> [Data rows]:
_____
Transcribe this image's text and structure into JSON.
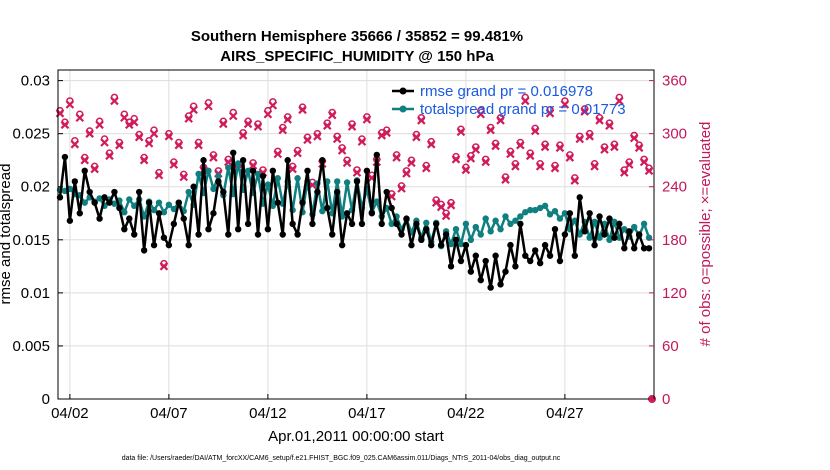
{
  "chart_data": {
    "type": "line",
    "title": "Southern Hemisphere 35666 / 35852 = 99.481%",
    "subtitle": "AIRS_SPECIFIC_HUMIDITY @ 150 hPa",
    "xlabel": "Apr.01,2011 00:00:00 start",
    "ylabel": "rmse and totalspread",
    "y2label": "# of obs: o=possible; ×=evaluated",
    "footer": "data file: /Users/raeder/DAI/ATM_forcXX/CAM6_setup/f.e21.FHIST_BGC.f09_025.CAM6assim.011/Diags_NTrS_2011-04/obs_diag_output.nc",
    "xlim": [
      1.4,
      31.5
    ],
    "ylim": [
      0,
      0.031
    ],
    "y2lim": [
      0,
      372
    ],
    "xticks": [
      2,
      7,
      12,
      17,
      22,
      27
    ],
    "xticklabels": [
      "04/02",
      "04/07",
      "04/12",
      "04/17",
      "04/22",
      "04/27"
    ],
    "yticks": [
      0,
      0.005,
      0.01,
      0.015,
      0.02,
      0.025,
      0.03
    ],
    "yticklabels": [
      "0",
      "0.005",
      "0.01",
      "0.015",
      "0.02",
      "0.025",
      "0.03"
    ],
    "y2ticks": [
      0,
      60,
      120,
      180,
      240,
      300,
      360
    ],
    "y2ticklabels": [
      "0",
      "60",
      "120",
      "180",
      "240",
      "300",
      "360"
    ],
    "grid": true,
    "legend_position": "top-right",
    "colors": {
      "rmse": "#000000",
      "spread": "#0f7f7f",
      "obs": "#d01c5c",
      "legend_text": "#1a5ae0"
    },
    "x": [
      1.5,
      1.75,
      2,
      2.25,
      2.5,
      2.75,
      3,
      3.25,
      3.5,
      3.75,
      4,
      4.25,
      4.5,
      4.75,
      5,
      5.25,
      5.5,
      5.75,
      6,
      6.25,
      6.5,
      6.75,
      7,
      7.25,
      7.5,
      7.75,
      8,
      8.25,
      8.5,
      8.75,
      9,
      9.25,
      9.5,
      9.75,
      10,
      10.25,
      10.5,
      10.75,
      11,
      11.25,
      11.5,
      11.75,
      12,
      12.25,
      12.5,
      12.75,
      13,
      13.25,
      13.5,
      13.75,
      14,
      14.25,
      14.5,
      14.75,
      15,
      15.25,
      15.5,
      15.75,
      16,
      16.25,
      16.5,
      16.75,
      17,
      17.25,
      17.5,
      17.75,
      18,
      18.25,
      18.5,
      18.75,
      19,
      19.25,
      19.5,
      19.75,
      20,
      20.25,
      20.5,
      20.75,
      21,
      21.25,
      21.5,
      21.75,
      22,
      22.25,
      22.5,
      22.75,
      23,
      23.25,
      23.5,
      23.75,
      24,
      24.25,
      24.5,
      24.75,
      25,
      25.25,
      25.5,
      25.75,
      26,
      26.25,
      26.5,
      26.75,
      27,
      27.25,
      27.5,
      27.75,
      28,
      28.25,
      28.5,
      28.75,
      29,
      29.25,
      29.5,
      29.75,
      30,
      30.25,
      30.5,
      30.75,
      31,
      31.25
    ],
    "series": [
      {
        "name": "rmse grand pr = 0.016978",
        "axis": "left",
        "marker": "circle",
        "values": [
          0.019,
          0.0228,
          0.0168,
          0.0205,
          0.0175,
          0.0215,
          0.0195,
          0.0185,
          0.017,
          0.019,
          0.0185,
          0.0195,
          0.018,
          0.016,
          0.017,
          0.0155,
          0.0195,
          0.014,
          0.0185,
          0.0145,
          0.0175,
          0.0152,
          0.0145,
          0.0165,
          0.0185,
          0.017,
          0.0145,
          0.02,
          0.0155,
          0.0225,
          0.016,
          0.0175,
          0.0205,
          0.0195,
          0.0155,
          0.0232,
          0.016,
          0.0225,
          0.0165,
          0.0215,
          0.0155,
          0.021,
          0.016,
          0.0215,
          0.0185,
          0.0155,
          0.0225,
          0.0165,
          0.0155,
          0.0185,
          0.0215,
          0.0165,
          0.0195,
          0.0225,
          0.018,
          0.0155,
          0.0195,
          0.0145,
          0.0175,
          0.0165,
          0.0205,
          0.0165,
          0.0215,
          0.0175,
          0.023,
          0.0165,
          0.0195,
          0.018,
          0.0165,
          0.0155,
          0.017,
          0.0145,
          0.0165,
          0.015,
          0.016,
          0.0145,
          0.0165,
          0.0145,
          0.0155,
          0.0125,
          0.015,
          0.013,
          0.0145,
          0.012,
          0.0135,
          0.0112,
          0.013,
          0.0105,
          0.0135,
          0.0108,
          0.012,
          0.0145,
          0.0125,
          0.0165,
          0.0135,
          0.013,
          0.014,
          0.0128,
          0.0145,
          0.0135,
          0.016,
          0.013,
          0.0155,
          0.0175,
          0.0135,
          0.019,
          0.0158,
          0.0175,
          0.0145,
          0.0172,
          0.0155,
          0.017,
          0.0152,
          0.0165,
          0.0142,
          0.0158,
          0.0142,
          0.0155,
          0.0142,
          0.0142
        ]
      },
      {
        "name": "totalspread grand pr = 0.01773",
        "axis": "left",
        "marker": "circle",
        "values": [
          0.0197,
          0.0196,
          0.0198,
          0.0193,
          0.0192,
          0.0185,
          0.019,
          0.0186,
          0.0189,
          0.0182,
          0.0188,
          0.0184,
          0.0187,
          0.0176,
          0.0188,
          0.0182,
          0.0188,
          0.0172,
          0.0186,
          0.0178,
          0.0185,
          0.0176,
          0.0183,
          0.0179,
          0.0185,
          0.0177,
          0.0195,
          0.0183,
          0.0212,
          0.0194,
          0.0215,
          0.0198,
          0.021,
          0.0192,
          0.0218,
          0.0193,
          0.0222,
          0.0197,
          0.0215,
          0.0194,
          0.0212,
          0.0184,
          0.0202,
          0.0182,
          0.0208,
          0.0184,
          0.0205,
          0.0178,
          0.0208,
          0.0176,
          0.0205,
          0.0174,
          0.0203,
          0.0177,
          0.0205,
          0.0175,
          0.0205,
          0.0172,
          0.0204,
          0.0178,
          0.0206,
          0.018,
          0.0198,
          0.0176,
          0.0186,
          0.0172,
          0.018,
          0.0165,
          0.0172,
          0.016,
          0.0169,
          0.0157,
          0.0168,
          0.0152,
          0.0166,
          0.0148,
          0.0166,
          0.0144,
          0.0158,
          0.0146,
          0.016,
          0.0146,
          0.0165,
          0.015,
          0.0162,
          0.0155,
          0.017,
          0.0158,
          0.0168,
          0.016,
          0.0172,
          0.0165,
          0.0168,
          0.0172,
          0.0176,
          0.0178,
          0.0178,
          0.018,
          0.0182,
          0.0174,
          0.0177,
          0.017,
          0.0175,
          0.016,
          0.0168,
          0.0155,
          0.0167,
          0.0152,
          0.0167,
          0.0152,
          0.0165,
          0.015,
          0.0167,
          0.0152,
          0.016,
          0.0153,
          0.0162,
          0.0154,
          0.0165,
          0.0152
        ]
      },
      {
        "name": "possible",
        "axis": "right",
        "marker": "o",
        "values": [
          326,
          313,
          337,
          292,
          322,
          273,
          303,
          263,
          314,
          294,
          278,
          341,
          290,
          322,
          313,
          317,
          299,
          273,
          292,
          304,
          256,
          153,
          300,
          268,
          290,
          254,
          320,
          331,
          290,
          262,
          335,
          276,
          258,
          314,
          271,
          324,
          264,
          301,
          314,
          267,
          311,
          259,
          326,
          336,
          280,
          307,
          319,
          263,
          281,
          330,
          296,
          245,
          300,
          269,
          312,
          324,
          297,
          284,
          270,
          311,
          259,
          294,
          319,
          253,
          271,
          301,
          304,
          232,
          276,
          241,
          258,
          270,
          299,
          318,
          264,
          291,
          225,
          220,
          210,
          222,
          274,
          305,
          262,
          275,
          285,
          326,
          271,
          307,
          289,
          318,
          251,
          280,
          266,
          290,
          341,
          278,
          306,
          266,
          288,
          327,
          264,
          287,
          337,
          276,
          250,
          297,
          328,
          300,
          266,
          318,
          285,
          312,
          288,
          341,
          259,
          268,
          298,
          287,
          271,
          261
        ]
      },
      {
        "name": "evaluated",
        "axis": "right",
        "marker": "x",
        "values": [
          323,
          310,
          333,
          288,
          318,
          270,
          300,
          260,
          310,
          290,
          275,
          337,
          287,
          318,
          310,
          313,
          296,
          270,
          289,
          300,
          253,
          150,
          297,
          265,
          287,
          251,
          317,
          327,
          287,
          259,
          331,
          273,
          255,
          311,
          268,
          320,
          261,
          298,
          311,
          264,
          308,
          256,
          322,
          332,
          277,
          304,
          316,
          260,
          278,
          327,
          293,
          242,
          297,
          266,
          309,
          321,
          294,
          281,
          267,
          308,
          256,
          291,
          316,
          250,
          268,
          298,
          301,
          229,
          273,
          238,
          255,
          267,
          296,
          315,
          261,
          288,
          222,
          217,
          207,
          219,
          271,
          302,
          259,
          272,
          282,
          322,
          268,
          304,
          286,
          315,
          248,
          277,
          263,
          287,
          337,
          275,
          303,
          263,
          285,
          323,
          261,
          284,
          333,
          273,
          247,
          294,
          325,
          297,
          263,
          315,
          282,
          309,
          285,
          337,
          256,
          265,
          295,
          284,
          268,
          258
        ]
      }
    ],
    "extra_points": [
      {
        "x": 31.4,
        "y2": 0,
        "series": "possible"
      }
    ]
  }
}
_____
> [What you are asked to do]:
Filter the records above for lines containing the word "totalspread", and copy those lines.

> [Exercise solution]:
    "ylabel": "rmse and totalspread",
        "name": "totalspread grand pr = 0.01773",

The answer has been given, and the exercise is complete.